Please recast the listing, starting at its first line and ending at the line that contains "2068, 1152, 2117]", both included, as a Markdown table with the columns No. and Entry, numbering each row and leaving out blank lines.
====== EXTRACTED ENTRIES
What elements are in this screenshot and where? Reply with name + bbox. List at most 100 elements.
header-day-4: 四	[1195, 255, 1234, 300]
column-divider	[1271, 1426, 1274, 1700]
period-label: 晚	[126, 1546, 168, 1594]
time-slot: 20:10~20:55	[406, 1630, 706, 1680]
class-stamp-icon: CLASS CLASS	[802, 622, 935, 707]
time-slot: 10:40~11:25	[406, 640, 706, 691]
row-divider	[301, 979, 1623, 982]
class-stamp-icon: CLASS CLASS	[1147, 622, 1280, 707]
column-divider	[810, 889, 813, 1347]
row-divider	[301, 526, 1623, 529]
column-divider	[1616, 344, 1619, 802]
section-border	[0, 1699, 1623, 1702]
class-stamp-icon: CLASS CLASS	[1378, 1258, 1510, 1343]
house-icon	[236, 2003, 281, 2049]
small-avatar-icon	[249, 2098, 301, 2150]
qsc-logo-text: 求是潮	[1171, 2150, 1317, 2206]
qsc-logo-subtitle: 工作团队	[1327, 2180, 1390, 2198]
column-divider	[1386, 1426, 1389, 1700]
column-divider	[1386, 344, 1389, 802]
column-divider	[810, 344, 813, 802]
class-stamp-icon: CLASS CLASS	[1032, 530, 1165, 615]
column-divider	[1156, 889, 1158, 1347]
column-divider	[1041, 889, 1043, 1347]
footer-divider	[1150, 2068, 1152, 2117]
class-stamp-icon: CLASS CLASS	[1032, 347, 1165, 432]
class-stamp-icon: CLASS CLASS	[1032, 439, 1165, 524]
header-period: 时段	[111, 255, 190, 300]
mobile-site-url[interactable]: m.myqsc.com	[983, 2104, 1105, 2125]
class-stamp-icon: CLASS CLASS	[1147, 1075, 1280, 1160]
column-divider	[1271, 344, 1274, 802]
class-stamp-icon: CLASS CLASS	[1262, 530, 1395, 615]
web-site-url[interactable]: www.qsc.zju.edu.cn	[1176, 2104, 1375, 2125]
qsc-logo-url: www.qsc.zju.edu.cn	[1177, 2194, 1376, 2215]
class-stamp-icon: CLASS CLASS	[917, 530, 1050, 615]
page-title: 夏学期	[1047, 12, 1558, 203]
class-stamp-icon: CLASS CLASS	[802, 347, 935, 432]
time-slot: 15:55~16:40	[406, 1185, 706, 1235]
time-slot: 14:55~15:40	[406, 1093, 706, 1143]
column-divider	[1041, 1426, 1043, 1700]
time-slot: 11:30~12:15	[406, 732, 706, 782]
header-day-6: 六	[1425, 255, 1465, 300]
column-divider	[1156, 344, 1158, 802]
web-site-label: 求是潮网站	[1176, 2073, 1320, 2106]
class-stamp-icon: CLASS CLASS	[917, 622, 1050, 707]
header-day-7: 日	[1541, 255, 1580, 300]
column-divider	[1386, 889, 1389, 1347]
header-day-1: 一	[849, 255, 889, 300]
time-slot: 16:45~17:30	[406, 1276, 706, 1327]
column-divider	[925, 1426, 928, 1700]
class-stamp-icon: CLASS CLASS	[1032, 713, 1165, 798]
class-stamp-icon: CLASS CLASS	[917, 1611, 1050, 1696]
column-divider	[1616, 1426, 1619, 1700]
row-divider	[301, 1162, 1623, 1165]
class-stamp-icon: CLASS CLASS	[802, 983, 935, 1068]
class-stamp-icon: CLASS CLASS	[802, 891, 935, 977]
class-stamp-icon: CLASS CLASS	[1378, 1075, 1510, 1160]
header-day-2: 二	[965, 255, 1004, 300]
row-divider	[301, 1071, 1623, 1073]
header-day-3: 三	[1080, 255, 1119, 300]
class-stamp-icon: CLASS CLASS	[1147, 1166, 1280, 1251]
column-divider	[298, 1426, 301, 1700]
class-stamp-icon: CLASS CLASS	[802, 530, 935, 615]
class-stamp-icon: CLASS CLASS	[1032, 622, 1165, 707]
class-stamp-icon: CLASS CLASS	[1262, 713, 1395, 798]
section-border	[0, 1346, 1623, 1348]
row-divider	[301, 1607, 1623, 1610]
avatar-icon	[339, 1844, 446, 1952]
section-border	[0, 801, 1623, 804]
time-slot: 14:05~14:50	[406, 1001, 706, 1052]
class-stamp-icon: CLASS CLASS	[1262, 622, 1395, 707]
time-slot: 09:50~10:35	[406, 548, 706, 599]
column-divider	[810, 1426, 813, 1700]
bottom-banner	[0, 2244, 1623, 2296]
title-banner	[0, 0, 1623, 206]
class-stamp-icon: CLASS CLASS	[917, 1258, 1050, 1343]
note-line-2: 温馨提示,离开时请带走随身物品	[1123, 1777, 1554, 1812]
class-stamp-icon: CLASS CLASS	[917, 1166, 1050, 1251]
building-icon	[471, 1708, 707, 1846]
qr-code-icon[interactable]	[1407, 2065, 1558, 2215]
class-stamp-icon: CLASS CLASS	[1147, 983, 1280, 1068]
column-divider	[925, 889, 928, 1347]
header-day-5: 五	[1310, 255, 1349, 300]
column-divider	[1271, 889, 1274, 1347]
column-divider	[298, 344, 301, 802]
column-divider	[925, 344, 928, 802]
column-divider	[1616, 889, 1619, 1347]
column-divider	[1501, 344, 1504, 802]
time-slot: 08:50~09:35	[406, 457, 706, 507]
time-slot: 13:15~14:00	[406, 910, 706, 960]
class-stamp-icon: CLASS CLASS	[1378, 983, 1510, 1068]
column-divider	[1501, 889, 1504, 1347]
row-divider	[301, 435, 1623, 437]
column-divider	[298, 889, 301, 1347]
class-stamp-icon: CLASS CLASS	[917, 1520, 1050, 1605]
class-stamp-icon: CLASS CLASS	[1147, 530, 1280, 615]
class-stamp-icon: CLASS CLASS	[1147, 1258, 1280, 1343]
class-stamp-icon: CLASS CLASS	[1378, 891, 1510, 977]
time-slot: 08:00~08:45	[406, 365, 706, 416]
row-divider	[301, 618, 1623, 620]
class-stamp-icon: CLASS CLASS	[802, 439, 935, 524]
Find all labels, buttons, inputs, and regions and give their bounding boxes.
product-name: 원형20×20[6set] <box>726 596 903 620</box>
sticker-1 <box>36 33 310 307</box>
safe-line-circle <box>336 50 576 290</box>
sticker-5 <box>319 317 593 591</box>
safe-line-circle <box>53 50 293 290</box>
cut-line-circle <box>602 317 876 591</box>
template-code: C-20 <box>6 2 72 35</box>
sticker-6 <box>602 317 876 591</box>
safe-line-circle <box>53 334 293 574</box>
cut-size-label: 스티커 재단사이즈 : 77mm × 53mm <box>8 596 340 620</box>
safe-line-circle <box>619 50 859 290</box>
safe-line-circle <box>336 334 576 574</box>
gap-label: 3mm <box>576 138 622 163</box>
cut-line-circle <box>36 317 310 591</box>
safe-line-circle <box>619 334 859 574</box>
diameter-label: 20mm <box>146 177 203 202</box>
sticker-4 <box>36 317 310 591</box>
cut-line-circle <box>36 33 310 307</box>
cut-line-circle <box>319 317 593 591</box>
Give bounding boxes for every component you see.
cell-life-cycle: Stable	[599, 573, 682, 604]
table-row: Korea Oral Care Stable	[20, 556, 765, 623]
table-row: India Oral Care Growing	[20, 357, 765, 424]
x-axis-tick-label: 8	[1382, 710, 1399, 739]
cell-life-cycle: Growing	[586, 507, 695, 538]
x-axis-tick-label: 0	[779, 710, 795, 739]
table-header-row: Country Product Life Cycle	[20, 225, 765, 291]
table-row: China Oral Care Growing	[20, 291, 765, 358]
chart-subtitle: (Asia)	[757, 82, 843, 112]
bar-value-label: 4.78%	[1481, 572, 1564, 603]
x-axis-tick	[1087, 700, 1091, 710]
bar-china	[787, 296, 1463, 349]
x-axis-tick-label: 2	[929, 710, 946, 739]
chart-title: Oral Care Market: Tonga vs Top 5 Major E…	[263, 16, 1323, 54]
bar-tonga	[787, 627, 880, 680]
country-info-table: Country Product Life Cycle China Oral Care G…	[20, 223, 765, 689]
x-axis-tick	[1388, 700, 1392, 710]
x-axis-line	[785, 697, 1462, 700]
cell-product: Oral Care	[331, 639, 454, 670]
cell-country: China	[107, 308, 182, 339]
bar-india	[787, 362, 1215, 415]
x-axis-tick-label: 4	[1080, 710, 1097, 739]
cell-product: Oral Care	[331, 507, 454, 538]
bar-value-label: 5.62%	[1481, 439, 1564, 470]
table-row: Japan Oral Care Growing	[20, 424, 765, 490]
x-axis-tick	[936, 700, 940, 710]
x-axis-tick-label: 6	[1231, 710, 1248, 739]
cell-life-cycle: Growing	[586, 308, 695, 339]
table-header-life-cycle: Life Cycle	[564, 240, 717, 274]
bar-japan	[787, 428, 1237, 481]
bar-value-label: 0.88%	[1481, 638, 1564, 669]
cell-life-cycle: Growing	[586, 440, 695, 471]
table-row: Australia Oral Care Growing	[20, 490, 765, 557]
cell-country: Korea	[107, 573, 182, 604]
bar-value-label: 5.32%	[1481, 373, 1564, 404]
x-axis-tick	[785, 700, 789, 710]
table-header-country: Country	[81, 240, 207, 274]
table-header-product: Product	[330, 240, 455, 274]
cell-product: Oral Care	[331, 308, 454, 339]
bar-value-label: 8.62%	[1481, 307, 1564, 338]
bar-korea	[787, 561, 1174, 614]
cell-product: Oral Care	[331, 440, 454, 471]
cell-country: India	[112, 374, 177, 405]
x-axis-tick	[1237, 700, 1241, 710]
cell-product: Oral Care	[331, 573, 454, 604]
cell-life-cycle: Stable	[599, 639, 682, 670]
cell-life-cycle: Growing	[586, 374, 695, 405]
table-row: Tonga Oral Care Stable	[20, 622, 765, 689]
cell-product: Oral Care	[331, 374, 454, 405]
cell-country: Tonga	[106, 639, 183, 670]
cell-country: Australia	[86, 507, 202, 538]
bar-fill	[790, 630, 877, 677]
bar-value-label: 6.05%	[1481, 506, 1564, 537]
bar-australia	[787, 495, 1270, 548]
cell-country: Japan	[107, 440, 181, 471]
============
COMPLETE ANSWER:
| No. | Entry |
|---|---|
| 1 | What elements are in this screenshot and where? Reply with name + bbox. List at most 100 elements. |
| 2 | header-day-4: 四	[1195, 255, 1234, 300] |
| 3 | column-divider	[1271, 1426, 1274, 1700] |
| 4 | period-label: 晚	[126, 1546, 168, 1594] |
| 5 | time-slot: 20:10~20:55	[406, 1630, 706, 1680] |
| 6 | class-stamp-icon: CLASS CLASS	[802, 622, 935, 707] |
| 7 | time-slot: 10:40~11:25	[406, 640, 706, 691] |
| 8 | row-divider	[301, 979, 1623, 982] |
| 9 | class-stamp-icon: CLASS CLASS	[1147, 622, 1280, 707] |
| 10 | column-divider	[810, 889, 813, 1347] |
| 11 | row-divider	[301, 526, 1623, 529] |
| 12 | column-divider	[1616, 344, 1619, 802] |
| 13 | section-border	[0, 1699, 1623, 1702] |
| 14 | class-stamp-icon: CLASS CLASS	[1378, 1258, 1510, 1343] |
| 15 | house-icon	[236, 2003, 281, 2049] |
| 16 | small-avatar-icon	[249, 2098, 301, 2150] |
| 17 | qsc-logo-text: 求是潮	[1171, 2150, 1317, 2206] |
| 18 | qsc-logo-subtitle: 工作团队	[1327, 2180, 1390, 2198] |
| 19 | column-divider	[1386, 1426, 1389, 1700] |
| 20 | column-divider	[1386, 344, 1389, 802] |
| 21 | column-divider	[810, 344, 813, 802] |
| 22 | class-stamp-icon: CLASS CLASS	[1032, 530, 1165, 615] |
| 23 | column-divider	[1156, 889, 1158, 1347] |
| 24 | column-divider	[1041, 889, 1043, 1347] |
| 25 | footer-divider	[1150, 2068, 1152, 2117] |